(Given entries):
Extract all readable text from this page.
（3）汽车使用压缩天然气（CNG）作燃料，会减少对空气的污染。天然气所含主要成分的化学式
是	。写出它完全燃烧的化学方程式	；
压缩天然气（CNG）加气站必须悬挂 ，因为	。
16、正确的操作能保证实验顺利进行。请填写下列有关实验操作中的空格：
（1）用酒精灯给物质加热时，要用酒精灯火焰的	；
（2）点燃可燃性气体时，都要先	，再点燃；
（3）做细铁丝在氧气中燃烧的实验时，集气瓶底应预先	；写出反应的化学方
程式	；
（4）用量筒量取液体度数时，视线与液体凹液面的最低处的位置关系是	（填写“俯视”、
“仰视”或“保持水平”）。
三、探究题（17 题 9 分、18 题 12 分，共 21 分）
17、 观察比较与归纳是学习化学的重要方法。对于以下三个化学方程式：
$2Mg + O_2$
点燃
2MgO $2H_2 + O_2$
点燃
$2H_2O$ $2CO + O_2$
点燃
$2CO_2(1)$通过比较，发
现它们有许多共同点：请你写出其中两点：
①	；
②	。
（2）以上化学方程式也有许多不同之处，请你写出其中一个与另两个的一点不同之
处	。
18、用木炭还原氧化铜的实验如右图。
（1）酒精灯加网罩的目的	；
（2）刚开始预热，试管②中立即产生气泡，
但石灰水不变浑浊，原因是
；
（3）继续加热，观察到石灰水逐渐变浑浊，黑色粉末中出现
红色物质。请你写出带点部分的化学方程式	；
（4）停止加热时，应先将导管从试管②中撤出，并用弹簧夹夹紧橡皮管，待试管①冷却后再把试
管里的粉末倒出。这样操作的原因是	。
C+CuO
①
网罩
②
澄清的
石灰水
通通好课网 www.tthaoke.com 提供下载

(Set exercise):
Retype the material in full. Each word must match.

(Answer to the problem):
Extract all readable text from this page.
（3）汽车使用压缩天然气（CNG）作燃料，会减少对空气的污染。天然气所含主要成分的化学式
是	。写出它完全燃烧的化学方程式	；
压缩天然气（CNG）加气站必须悬挂 ，因为	。
16、正确的操作能保证实验顺利进行。请填写下列有关实验操作中的空格：
（1）用酒精灯给物质加热时，要用酒精灯火焰的	；
（2）点燃可燃性气体时，都要先	，再点燃；
（3）做细铁丝在氧气中燃烧的实验时，集气瓶底应预先	；写出反应的化学方
程式	；
（4）用量筒量取液体度数时，视线与液体凹液面的最低处的位置关系是	（填写“俯视”、
“仰视”或“保持水平”）。
三、探究题（17 题 9 分、18 题 12 分，共 21 分）
17、 观察比较与归纳是学习化学的重要方法。对于以下三个化学方程式：
$2Mg + O_2$
点燃
2MgO $2H_2 + O_2$
点燃
$2H_2O$ $2CO + O_2$
点燃
$2CO_2(1)$通过比较，发
现它们有许多共同点：请你写出其中两点：
①	；
②	。
（2）以上化学方程式也有许多不同之处，请你写出其中一个与另两个的一点不同之
处	。
18、用木炭还原氧化铜的实验如右图。
（1）酒精灯加网罩的目的	；
（2）刚开始预热，试管②中立即产生气泡，
但石灰水不变浑浊，原因是
；
（3）继续加热，观察到石灰水逐渐变浑浊，黑色粉末中出现
红色物质。请你写出带点部分的化学方程式	；
（4）停止加热时，应先将导管从试管②中撤出，并用弹簧夹夹紧橡皮管，待试管①冷却后再把试
管里的粉末倒出。这样操作的原因是	。
C+CuO
①
网罩
②
澄清的
石灰水
通通好课网 www.tthaoke.com 提供下载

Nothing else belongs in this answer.